◆ **Problem details**
Gather each line in the entries that includes the string "我整天默默地坐着看罢了".

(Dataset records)
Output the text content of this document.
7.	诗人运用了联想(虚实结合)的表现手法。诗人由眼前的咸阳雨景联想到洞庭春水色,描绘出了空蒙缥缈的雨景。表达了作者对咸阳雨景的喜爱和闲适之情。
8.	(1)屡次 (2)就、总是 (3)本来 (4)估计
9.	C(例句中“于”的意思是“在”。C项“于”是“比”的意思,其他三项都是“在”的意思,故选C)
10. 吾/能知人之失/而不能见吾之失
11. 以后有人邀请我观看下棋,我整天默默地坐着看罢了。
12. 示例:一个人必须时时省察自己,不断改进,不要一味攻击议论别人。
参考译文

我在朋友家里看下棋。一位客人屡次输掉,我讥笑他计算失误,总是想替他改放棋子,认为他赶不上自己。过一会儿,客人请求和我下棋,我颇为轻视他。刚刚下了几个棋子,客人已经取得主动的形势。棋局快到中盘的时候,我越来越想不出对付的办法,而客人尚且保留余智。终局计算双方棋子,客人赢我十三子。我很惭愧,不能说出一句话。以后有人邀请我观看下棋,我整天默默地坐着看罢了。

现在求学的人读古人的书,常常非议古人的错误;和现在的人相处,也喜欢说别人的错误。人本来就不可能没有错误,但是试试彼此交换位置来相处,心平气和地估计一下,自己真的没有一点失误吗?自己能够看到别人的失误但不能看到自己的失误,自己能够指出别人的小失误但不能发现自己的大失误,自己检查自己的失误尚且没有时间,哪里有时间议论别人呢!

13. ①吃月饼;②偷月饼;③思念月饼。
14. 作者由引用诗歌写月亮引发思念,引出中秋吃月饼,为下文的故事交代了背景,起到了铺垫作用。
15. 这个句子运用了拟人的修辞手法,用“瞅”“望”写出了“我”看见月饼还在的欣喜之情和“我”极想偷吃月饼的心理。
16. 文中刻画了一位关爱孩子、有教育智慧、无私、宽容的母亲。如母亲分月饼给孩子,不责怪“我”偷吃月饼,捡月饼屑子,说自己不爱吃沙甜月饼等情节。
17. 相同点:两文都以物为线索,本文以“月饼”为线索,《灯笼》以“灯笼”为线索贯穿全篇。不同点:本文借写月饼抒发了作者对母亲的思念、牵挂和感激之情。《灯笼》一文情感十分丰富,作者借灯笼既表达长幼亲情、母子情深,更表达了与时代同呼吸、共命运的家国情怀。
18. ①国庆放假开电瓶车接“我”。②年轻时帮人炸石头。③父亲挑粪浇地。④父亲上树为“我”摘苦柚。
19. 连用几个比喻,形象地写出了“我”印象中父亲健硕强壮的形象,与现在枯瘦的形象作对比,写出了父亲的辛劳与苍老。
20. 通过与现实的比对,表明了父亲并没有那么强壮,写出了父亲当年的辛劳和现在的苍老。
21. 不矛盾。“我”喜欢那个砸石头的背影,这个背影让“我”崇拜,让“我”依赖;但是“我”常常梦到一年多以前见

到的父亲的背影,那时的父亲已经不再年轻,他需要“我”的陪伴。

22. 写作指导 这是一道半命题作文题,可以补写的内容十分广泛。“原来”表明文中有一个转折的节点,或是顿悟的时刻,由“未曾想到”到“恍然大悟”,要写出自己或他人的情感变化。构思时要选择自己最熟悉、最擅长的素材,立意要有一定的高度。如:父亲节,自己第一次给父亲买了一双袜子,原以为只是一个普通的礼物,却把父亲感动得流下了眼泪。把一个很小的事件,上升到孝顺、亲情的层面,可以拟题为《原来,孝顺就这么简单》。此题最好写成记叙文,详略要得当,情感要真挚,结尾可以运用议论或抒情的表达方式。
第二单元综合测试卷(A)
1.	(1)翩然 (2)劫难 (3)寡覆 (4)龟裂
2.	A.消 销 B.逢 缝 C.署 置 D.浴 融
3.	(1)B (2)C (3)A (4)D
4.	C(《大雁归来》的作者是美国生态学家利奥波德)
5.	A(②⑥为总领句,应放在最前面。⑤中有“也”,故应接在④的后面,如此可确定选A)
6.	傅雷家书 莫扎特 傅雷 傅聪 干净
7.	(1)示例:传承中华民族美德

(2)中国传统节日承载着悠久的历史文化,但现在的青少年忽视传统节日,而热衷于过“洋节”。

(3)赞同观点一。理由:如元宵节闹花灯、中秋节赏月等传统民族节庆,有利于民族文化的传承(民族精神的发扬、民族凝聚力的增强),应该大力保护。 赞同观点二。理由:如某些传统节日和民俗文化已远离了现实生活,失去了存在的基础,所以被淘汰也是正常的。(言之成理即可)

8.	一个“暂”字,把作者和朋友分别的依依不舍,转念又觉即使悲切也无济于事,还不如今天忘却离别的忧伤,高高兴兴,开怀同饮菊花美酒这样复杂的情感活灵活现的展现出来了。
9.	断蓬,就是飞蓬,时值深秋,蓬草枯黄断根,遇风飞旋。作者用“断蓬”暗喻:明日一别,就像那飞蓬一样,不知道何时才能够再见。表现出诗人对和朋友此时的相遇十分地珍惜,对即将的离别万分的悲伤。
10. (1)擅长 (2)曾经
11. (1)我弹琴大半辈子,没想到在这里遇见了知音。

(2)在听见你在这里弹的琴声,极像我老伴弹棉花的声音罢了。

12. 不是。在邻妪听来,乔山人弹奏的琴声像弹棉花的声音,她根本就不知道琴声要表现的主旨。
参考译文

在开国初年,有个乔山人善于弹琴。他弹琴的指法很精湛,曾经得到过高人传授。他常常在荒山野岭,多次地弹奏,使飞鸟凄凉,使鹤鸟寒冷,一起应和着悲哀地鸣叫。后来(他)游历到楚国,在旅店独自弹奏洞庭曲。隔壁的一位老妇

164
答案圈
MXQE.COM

◆ **Reply to the task**
11. 以后有人邀请我观看下棋,我整天默默地坐着看罢了。
我在朋友家里看下棋。一位客人屡次输掉,我讥笑他计算失误,总是想替他改放棋子,认为他赶不上自己。过一会儿,客人请求和我下棋,我颇为轻视他。刚刚下了几个棋子,客人已经取得主动的形势。棋局快到中盘的时候,我越来越想不出对付的办法,而客人尚且保留余智。终局计算双方棋子,客人赢我十三子。我很惭愧,不能说出一句话。以后有人邀请我观看下棋,我整天默默地坐着看罢了。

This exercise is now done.